* **Data listing**:
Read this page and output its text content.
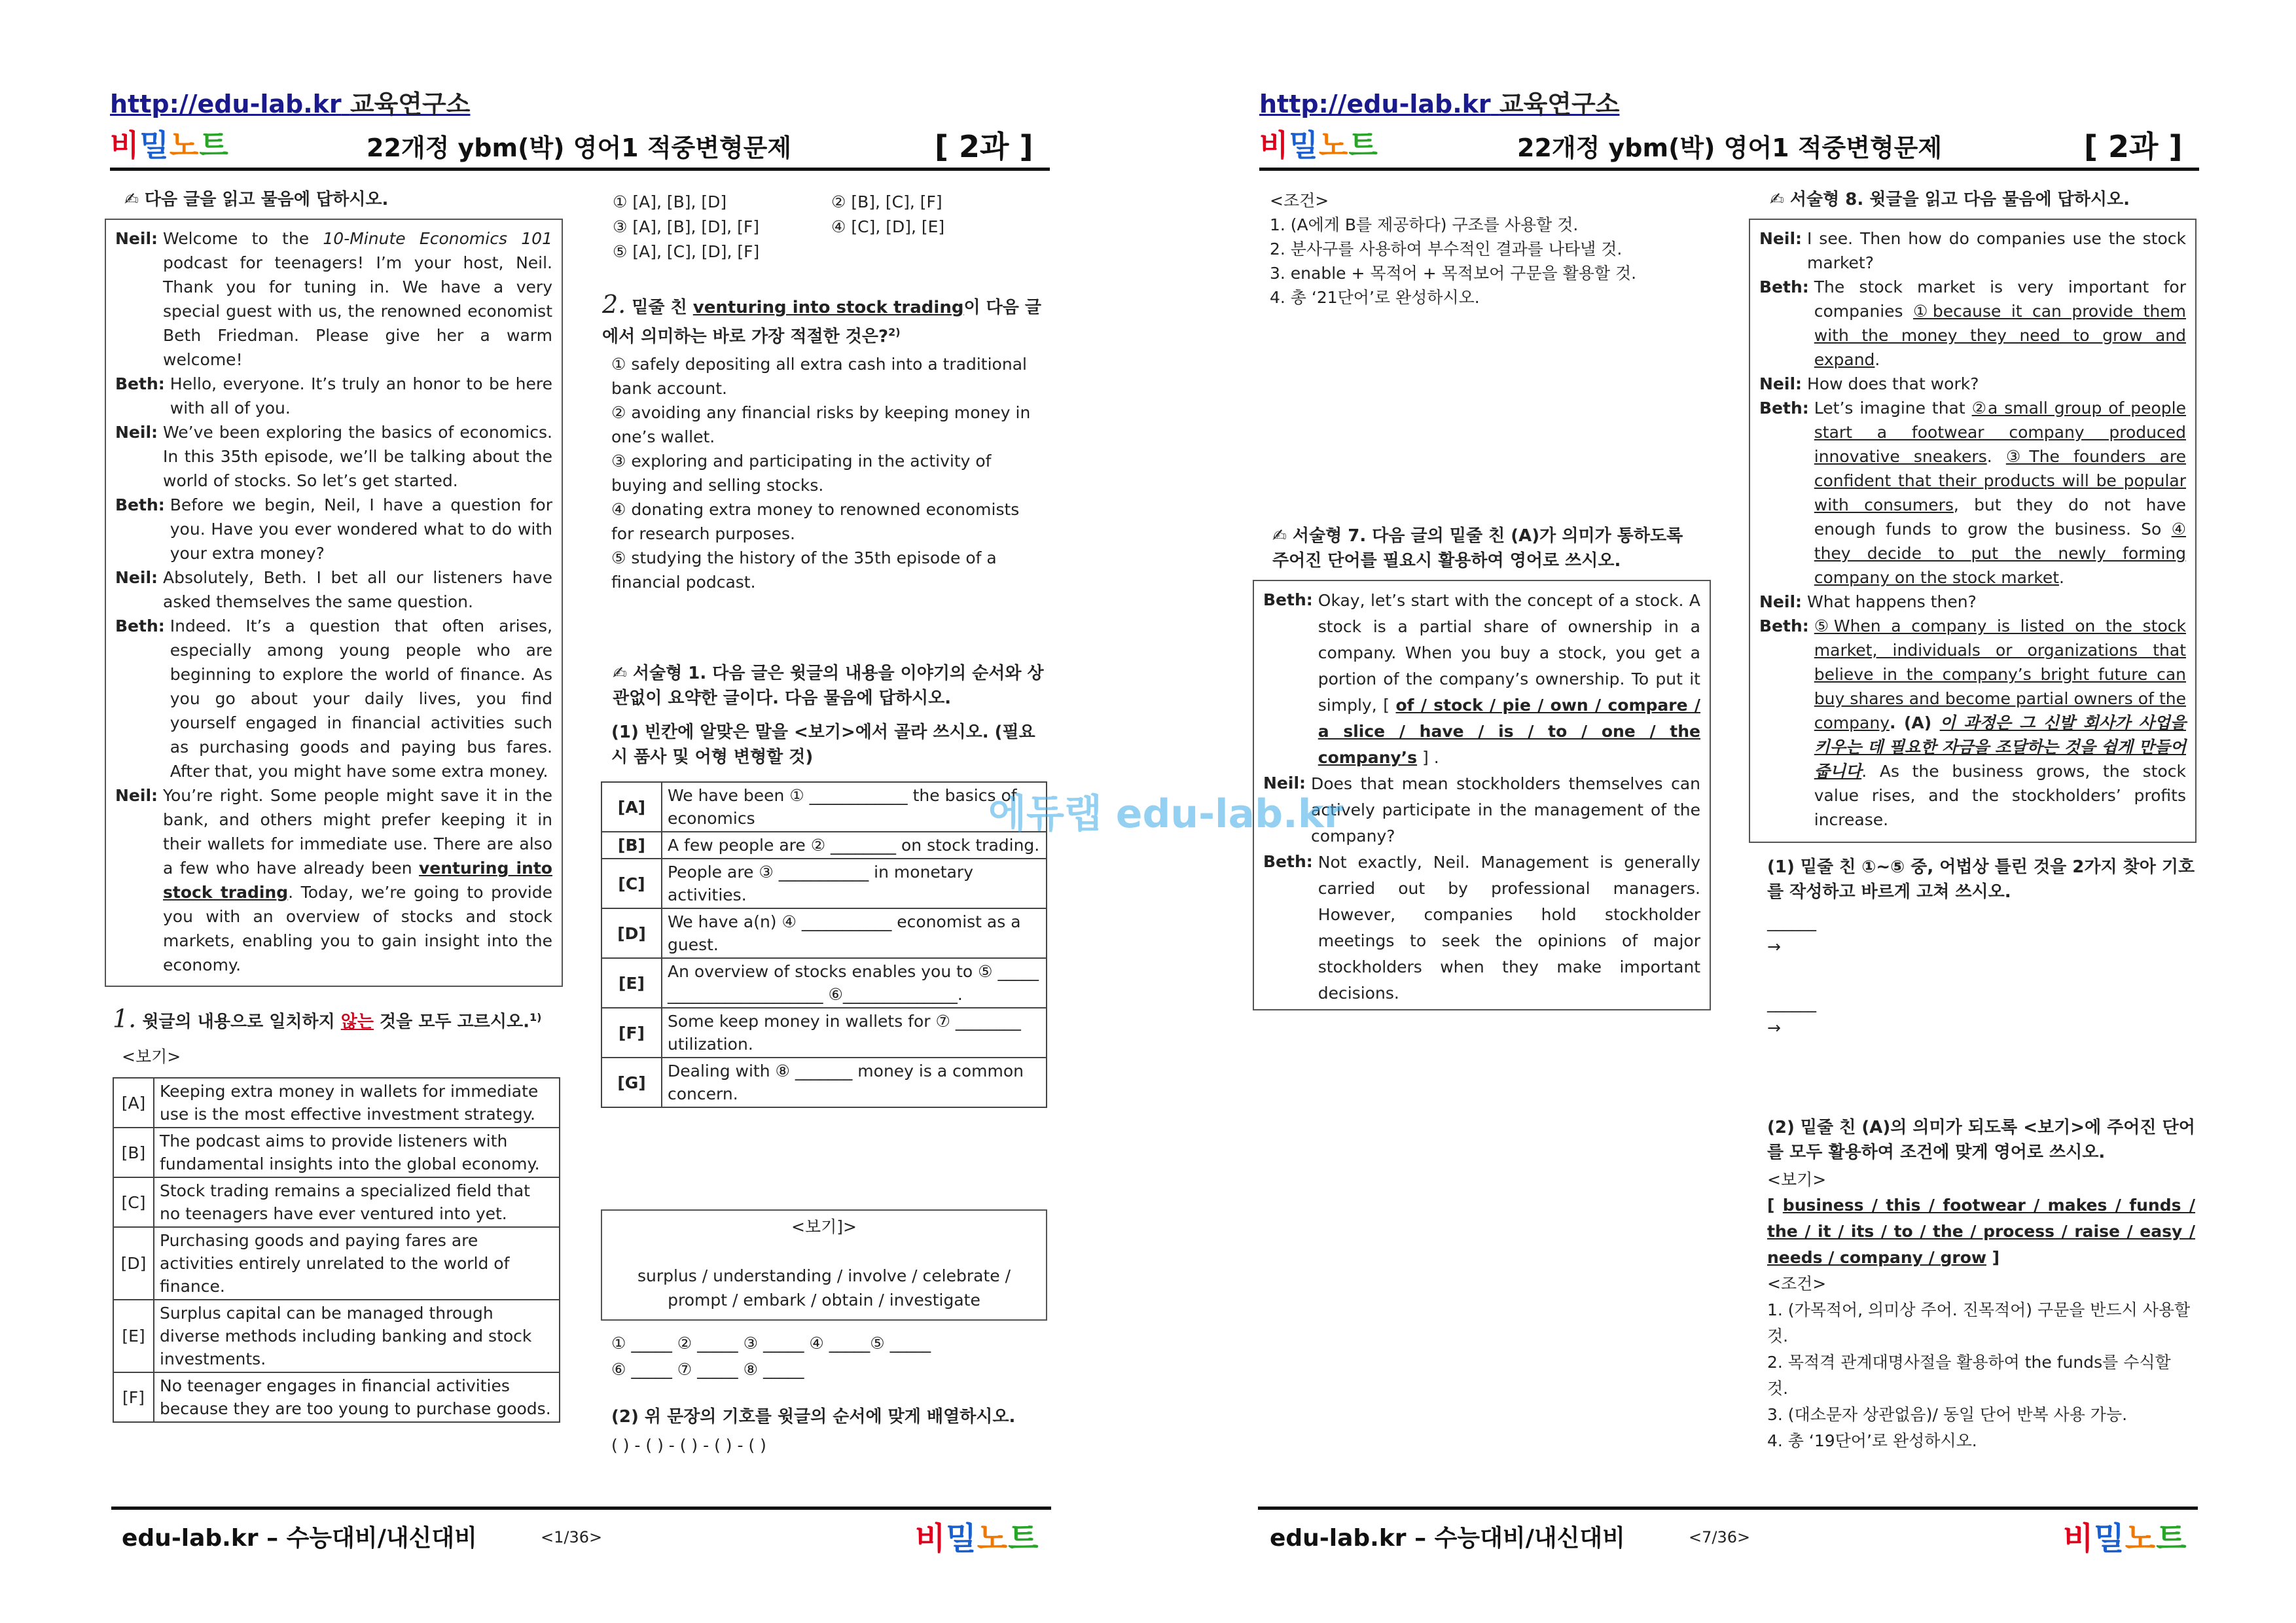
http://edu-lab.kr 교육연구소
비밀노트	22개정 ybm(박) 영어1 적중변형문제	[ 2과 ]
✍ 다음 글을 읽고 물음에 답하시오.
Neil: Welcome to the 10-Minute Economics 101 podcast for teenagers! I’m your host, Neil. Thank you for tuning in. We have a very special guest with us, the renowned economist Beth Friedman. Please give her a warm welcome!
Beth: Hello, everyone. It’s truly an honor to be here with all of you.
Neil: We’ve been exploring the basics of economics. In this 35th episode, we’ll be talking about the world of stocks. So let’s get started.
Beth: Before we begin, Neil, I have a question for you. Have you ever wondered what to do with your extra money?
Neil: Absolutely, Beth. I bet all our listeners have asked themselves the same question.
Beth: Indeed. It’s a question that often arises, especially among young people who are beginning to explore the world of finance. As you go about your daily lives, you find yourself engaged in financial activities such as purchasing goods and paying bus fares. After that, you might have some extra money.
Neil: You’re right. Some people might save it in the bank, and others might prefer keeping it in their wallets for immediate use. There are also a few who have already been venturing into stock trading. Today, we’re going to provide you with an overview of stocks and stock markets, enabling you to gain insight into the economy.
1. 윗글의 내용으로 일치하지 않는 것을 모두 고르시오.$^{1)}$
<보기>
[A]	Keeping extra money in wallets for immediate use is the most effective investment strategy.
[B]	The podcast aims to provide listeners with fundamental insights into the global economy.
[C]	Stock trading remains a specialized field that no teenagers have ever ventured into yet.
[D]	Purchasing goods and paying fares are activities entirely unrelated to the world of finance.
[E]	Surplus capital can be managed through diverse methods including banking and stock investments.
[F]	No teenager engages in financial activities because they are too young to purchase goods.
① [A], [B], [D]	② [B], [C], [F]
③ [A], [B], [D], [F]	④ [C], [D], [E]
⑤ [A], [C], [D], [F]
2. 밑줄 친 venturing into stock trading이 다음 글에서 의미하는 바로 가장 적절한 것은?$^{2)}$
① safely depositing all extra cash into a traditional bank account.
② avoiding any financial risks by keeping money in one’s wallet.
③ exploring and participating in the activity of buying and selling stocks.
④ donating extra money to renowned economists for research purposes.
⑤ studying the history of the 35th episode of a financial podcast.
✍ 서술형 1. 다음 글은 윗글의 내용을 이야기의 순서와 상관없이 요약한 글이다. 다음 물음에 답하시오.
(1) 빈칸에 알맞은 말을 <보기>에서 골라 쓰시오. (필요시 품사 및 어형 변형할 것)
[A]	We have been ① ____________ the basics of economics
[B]	A few people are ② ________ on stock trading.
[C]	People are ③ ___________ in monetary activities.
[D]	We have a(n) ④ ___________ economist as a guest.
[E]	An overview of stocks enables you to ⑤ _____ ___________________ ⑥______________.
[F]	Some keep money in wallets for ⑦ ________ utilization.
[G]	Dealing with ⑧ _______ money is a common concern.
<보기]>
surplus / understanding / involve / celebrate / prompt / embark / obtain / investigate
① _____ ② _____ ③ _____ ④ _____⑤ _____
⑥ _____ ⑦ _____ ⑧ _____
(2) 위 문장의 기호를 윗글의 순서에 맞게 배열하시오.
( ) - ( ) - ( ) - ( ) - ( )
edu-lab.kr – 수능대비/내신대비	<1/36>	비밀노트
http://edu-lab.kr 교육연구소
비밀노트	22개정 ybm(박) 영어1 적중변형문제	[ 2과 ]
<조건>
1. (A에게 B를 제공하다) 구조를 사용할 것.
2. 분사구를 사용하여 부수적인 결과를 나타낼 것.
3. enable + 목적어 + 목적보어 구문을 활용할 것.
4. 총 ‘21단어’로 완성하시오.
✍ 서술형 7. 다음 글의 밑줄 친 (A)가 의미가 통하도록 주어진 단어를 필요시 활용하여 영어로 쓰시오.
Beth: Okay, let’s start with the concept of a stock. A stock is a partial share of ownership in a company. When you buy a stock, you get a portion of the company’s ownership. To put it simply, [ of / stock / pie / own / compare / a slice / have / is / to / one / the company’s ] .
Neil: Does that mean stockholders themselves can actively participate in the management of the company?
Beth: Not exactly, Neil. Management is generally carried out by professional managers. However, companies hold stockholder meetings to seek the opinions of major stockholders when they make important decisions.
✍ 서술형 8. 윗글을 읽고 다음 물음에 답하시오.
Neil: I see. Then how do companies use the stock market?
Beth: The stock market is very important for companies ①because it can provide them with the money they need to grow and expand.
Neil: How does that work?
Beth: Let’s imagine that ②a small group of people start a footwear company produced innovative sneakers. ③The founders are confident that their products will be popular with consumers, but they do not have enough funds to grow the business. So ④ they decide to put the newly forming company on the stock market.
Neil: What happens then?
Beth: ⑤When a company is listed on the stock market, individuals or organizations that believe in the company’s bright future can buy shares and become partial owners of the company. (A) 이 과정은 그 신발 회사가 사업을 키우는 데 필요한 자금을 조달하는 것을 쉽게 만들어 줍니다. As the business grows, the stock value rises, and the stockholders’ profits increase.
(1) 밑줄 친 ①~⑤ 중, 어법상 틀린 것을 2가지 찾아 기호를 작성하고 바르게 고쳐 쓰시오.
______
→
______
→
(2) 밑줄 친 (A)의 의미가 되도록 <보기>에 주어진 단어를 모두 활용하여 조건에 맞게 영어로 쓰시오.
<보기>
[ business / this / footwear / makes / funds / the / it / its / to / the / process / raise / easy / needs / company / grow ]
<조건>
1. (가목적어, 의미상 주어. 진목적어) 구문을 반드시 사용할 것.
2. 목적격 관계대명사절을 활용하여 the funds를 수식할 것.
3. (대소문자 상관없음)/ 동일 단어 반복 사용 가능.
4. 총 ‘19단어’로 완성하시오.
edu-lab.kr – 수능대비/내신대비	<7/36>	비밀노트
에듀랩 edu-lab.kr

* **Goal of the exercise**: Omit the images and transcribe all of the records above word for word.

* **Answer to this problem**:
Read this page and output its text content.
http://edu-lab.kr 교육연구소
비밀노트	22개정 ybm(박) 영어1 적중변형문제	[ 2과 ]
✍ 다음 글을 읽고 물음에 답하시오.
Neil: Welcome to the 10-Minute Economics 101 podcast for teenagers! I’m your host, Neil. Thank you for tuning in. We have a very special guest with us, the renowned economist Beth Friedman. Please give her a warm welcome!
Beth: Hello, everyone. It’s truly an honor to be here with all of you.
Neil: We’ve been exploring the basics of economics. In this 35th episode, we’ll be talking about the world of stocks. So let’s get started.
Beth: Before we begin, Neil, I have a question for you. Have you ever wondered what to do with your extra money?
Neil: Absolutely, Beth. I bet all our listeners have asked themselves the same question.
Beth: Indeed. It’s a question that often arises, especially among young people who are beginning to explore the world of finance. As you go about your daily lives, you find yourself engaged in financial activities such as purchasing goods and paying bus fares. After that, you might have some extra money.
Neil: You’re right. Some people might save it in the bank, and others might prefer keeping it in their wallets for immediate use. There are also a few who have already been venturing into stock trading. Today, we’re going to provide you with an overview of stocks and stock markets, enabling you to gain insight into the economy.
1. 윗글의 내용으로 일치하지 않는 것을 모두 고르시오.$^{1)}$
<보기>
[A]	Keeping extra money in wallets for immediate use is the most effective investment strategy.
[B]	The podcast aims to provide listeners with fundamental insights into the global economy.
[C]	Stock trading remains a specialized field that no teenagers have ever ventured into yet.
[D]	Purchasing goods and paying fares are activities entirely unrelated to the world of finance.
[E]	Surplus capital can be managed through diverse methods including banking and stock investments.
[F]	No teenager engages in financial activities because they are too young to purchase goods.
① [A], [B], [D]	② [B], [C], [F]
③ [A], [B], [D], [F]	④ [C], [D], [E]
⑤ [A], [C], [D], [F]
2. 밑줄 친 venturing into stock trading이 다음 글에서 의미하는 바로 가장 적절한 것은?$^{2)}$
① safely depositing all extra cash into a traditional bank account.
② avoiding any financial risks by keeping money in one’s wallet.
③ exploring and participating in the activity of buying and selling stocks.
④ donating extra money to renowned economists for research purposes.
⑤ studying the history of the 35th episode of a financial podcast.
✍ 서술형 1. 다음 글은 윗글의 내용을 이야기의 순서와 상관없이 요약한 글이다. 다음 물음에 답하시오.
(1) 빈칸에 알맞은 말을 <보기>에서 골라 쓰시오. (필요시 품사 및 어형 변형할 것)
[A]	We have been ① ____________ the basics of economics
[B]	A few people are ② ________ on stock trading.
[C]	People are ③ ___________ in monetary activities.
[D]	We have a(n) ④ ___________ economist as a guest.
[E]	An overview of stocks enables you to ⑤ _____ ___________________ ⑥______________.
[F]	Some keep money in wallets for ⑦ ________ utilization.
[G]	Dealing with ⑧ _______ money is a common concern.
<보기]>
surplus / understanding / involve / celebrate / prompt / embark / obtain / investigate
① _____ ② _____ ③ _____ ④ _____⑤ _____
⑥ _____ ⑦ _____ ⑧ _____
(2) 위 문장의 기호를 윗글의 순서에 맞게 배열하시오.
( ) - ( ) - ( ) - ( ) - ( )
edu-lab.kr – 수능대비/내신대비	<1/36>	비밀노트
http://edu-lab.kr 교육연구소
비밀노트	22개정 ybm(박) 영어1 적중변형문제	[ 2과 ]
<조건>
1. (A에게 B를 제공하다) 구조를 사용할 것.
2. 분사구를 사용하여 부수적인 결과를 나타낼 것.
3. enable + 목적어 + 목적보어 구문을 활용할 것.
4. 총 ‘21단어’로 완성하시오.
✍ 서술형 7. 다음 글의 밑줄 친 (A)가 의미가 통하도록 주어진 단어를 필요시 활용하여 영어로 쓰시오.
Beth: Okay, let’s start with the concept of a stock. A stock is a partial share of ownership in a company. When you buy a stock, you get a portion of the company’s ownership. To put it simply, [ of / stock / pie / own / compare / a slice / have / is / to / one / the company’s ] .
Neil: Does that mean stockholders themselves can actively participate in the management of the company?
Beth: Not exactly, Neil. Management is generally carried out by professional managers. However, companies hold stockholder meetings to seek the opinions of major stockholders when they make important decisions.
✍ 서술형 8. 윗글을 읽고 다음 물음에 답하시오.
Neil: I see. Then how do companies use the stock market?
Beth: The stock market is very important for companies ①because it can provide them with the money they need to grow and expand.
Neil: How does that work?
Beth: Let’s imagine that ②a small group of people start a footwear company produced innovative sneakers. ③The founders are confident that their products will be popular with consumers, but they do not have enough funds to grow the business. So ④ they decide to put the newly forming company on the stock market.
Neil: What happens then?
Beth: ⑤When a company is listed on the stock market, individuals or organizations that believe in the company’s bright future can buy shares and become partial owners of the company. (A) 이 과정은 그 신발 회사가 사업을 키우는 데 필요한 자금을 조달하는 것을 쉽게 만들어 줍니다. As the business grows, the stock value rises, and the stockholders’ profits increase.
(1) 밑줄 친 ①~⑤ 중, 어법상 틀린 것을 2가지 찾아 기호를 작성하고 바르게 고쳐 쓰시오.
______
→
______
→
(2) 밑줄 친 (A)의 의미가 되도록 <보기>에 주어진 단어를 모두 활용하여 조건에 맞게 영어로 쓰시오.
<보기>
[ business / this / footwear / makes / funds / the / it / its / to / the / process / raise / easy / needs / company / grow ]
<조건>
1. (가목적어, 의미상 주어. 진목적어) 구문을 반드시 사용할 것.
2. 목적격 관계대명사절을 활용하여 the funds를 수식할 것.
3. (대소문자 상관없음)/ 동일 단어 반복 사용 가능.
4. 총 ‘19단어’로 완성하시오.
edu-lab.kr – 수능대비/내신대비	<7/36>	비밀노트
에듀랩 edu-lab.kr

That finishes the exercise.